__What to work on__:
Which lines contain the string "JSON"? Please list every one of them.

— Begin Entries provided —

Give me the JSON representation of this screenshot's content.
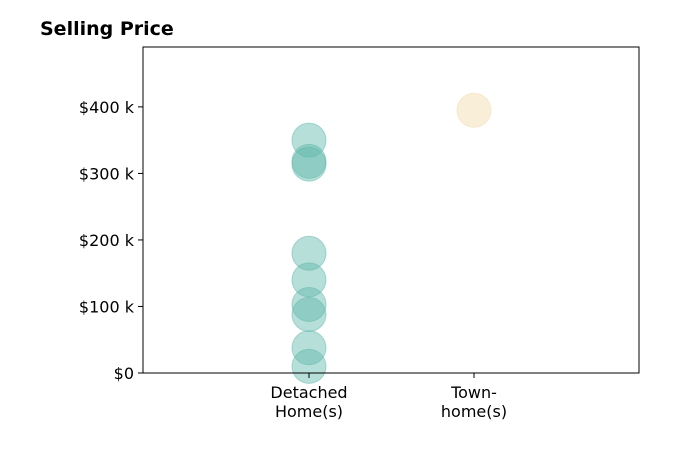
{
  "chart_data": {
    "type": "scatter",
    "title": "Selling Price",
    "xlabel": "",
    "ylabel": "",
    "categories": [
      [
        "Detached",
        "Home(s)"
      ],
      [
        "Town-",
        "home(s)"
      ]
    ],
    "ylim": [
      0,
      490
    ],
    "y_ticks": [
      0,
      100,
      200,
      300,
      400
    ],
    "y_tick_labels": [
      "$0",
      "$100 k",
      "$200 k",
      "$300 k",
      "$400 k"
    ],
    "grid": false,
    "legend": "none",
    "series": [
      {
        "category_index": 0,
        "color": "#5fb8aa",
        "values": [
          350,
          318,
          314,
          180,
          140,
          103,
          88,
          38,
          10
        ]
      },
      {
        "category_index": 1,
        "color": "#f2d9a9",
        "values": [
          395
        ]
      }
    ]
  }
}
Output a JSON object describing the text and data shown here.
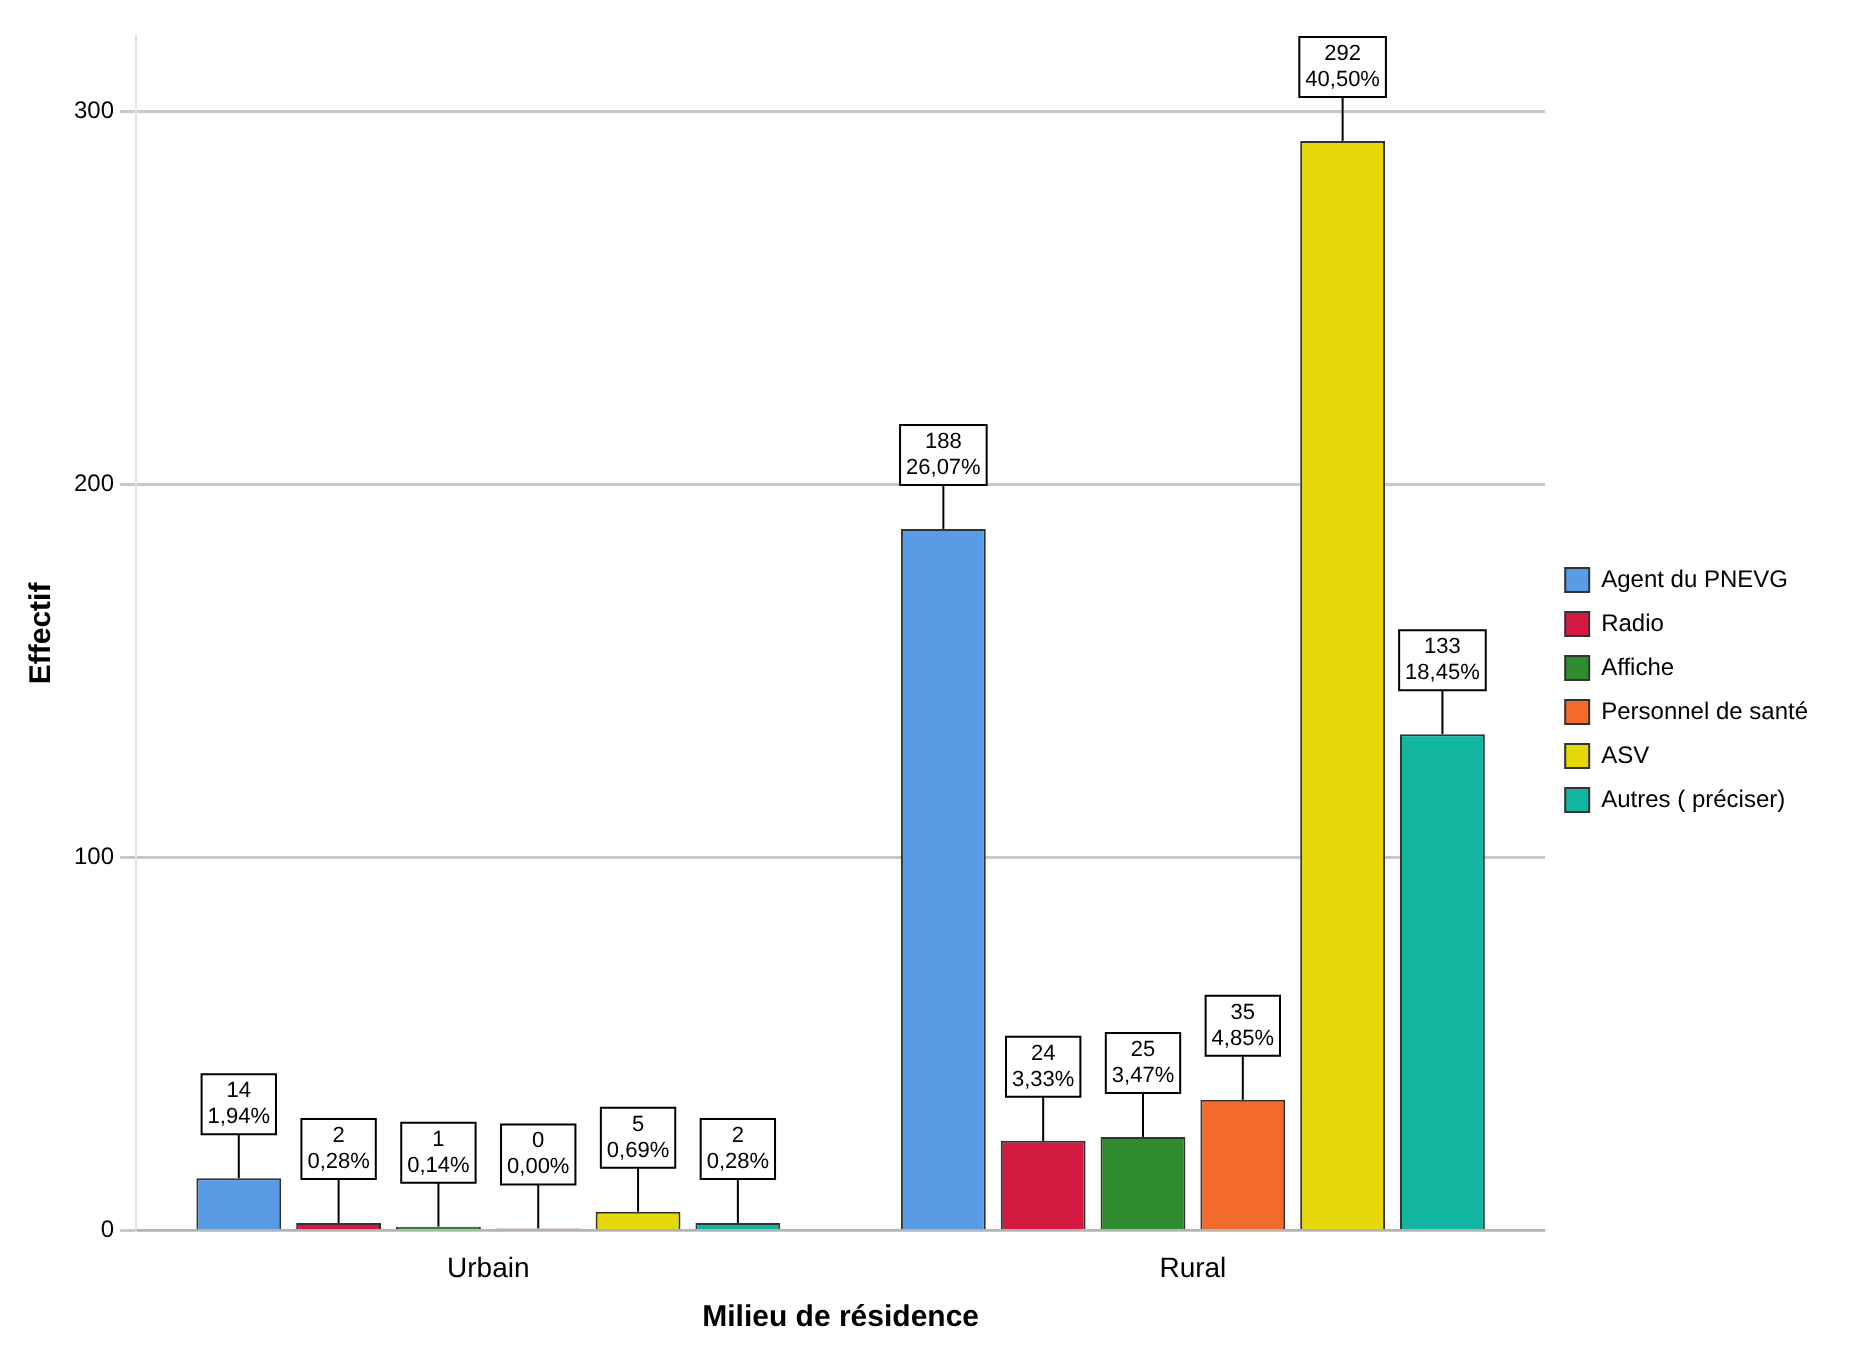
{
  "chart_data": {
    "type": "bar",
    "xlabel": "Milieu de résidence",
    "ylabel": "Effectif",
    "categories": [
      "Urbain",
      "Rural"
    ],
    "ylim": [
      0,
      320
    ],
    "yticks": [
      0,
      100,
      200,
      300
    ],
    "grid": "y",
    "legend": "right",
    "series": [
      {
        "name": "Agent du PNEVG",
        "color": "#5a9be6",
        "values": [
          14,
          188
        ],
        "value_labels": [
          "14\n1,94%",
          "188\n26,07%"
        ]
      },
      {
        "name": "Radio",
        "color": "#d3193f",
        "values": [
          2,
          24
        ],
        "value_labels": [
          "2\n0,28%",
          "24\n3,33%"
        ]
      },
      {
        "name": "Affiche",
        "color": "#2e8b2e",
        "values": [
          1,
          25
        ],
        "value_labels": [
          "1\n0,14%",
          "25\n3,47%"
        ]
      },
      {
        "name": "Personnel de santé",
        "color": "#f26b2a",
        "values": [
          0,
          35
        ],
        "value_labels": [
          "0\n0,00%",
          "35\n4,85%"
        ]
      },
      {
        "name": "ASV",
        "color": "#e6d70a",
        "values": [
          5,
          292
        ],
        "value_labels": [
          "5\n0,69%",
          "292\n40,50%"
        ]
      },
      {
        "name": "Autres ( préciser)",
        "color": "#12b5a0",
        "values": [
          2,
          133
        ],
        "value_labels": [
          "2\n0,28%",
          "133\n18,45%"
        ]
      }
    ]
  }
}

— End Entries provided —

__Exercise result__:
Give me the JSON representation of this screenshot's content.
Output a JSON object describing the text and data shown here.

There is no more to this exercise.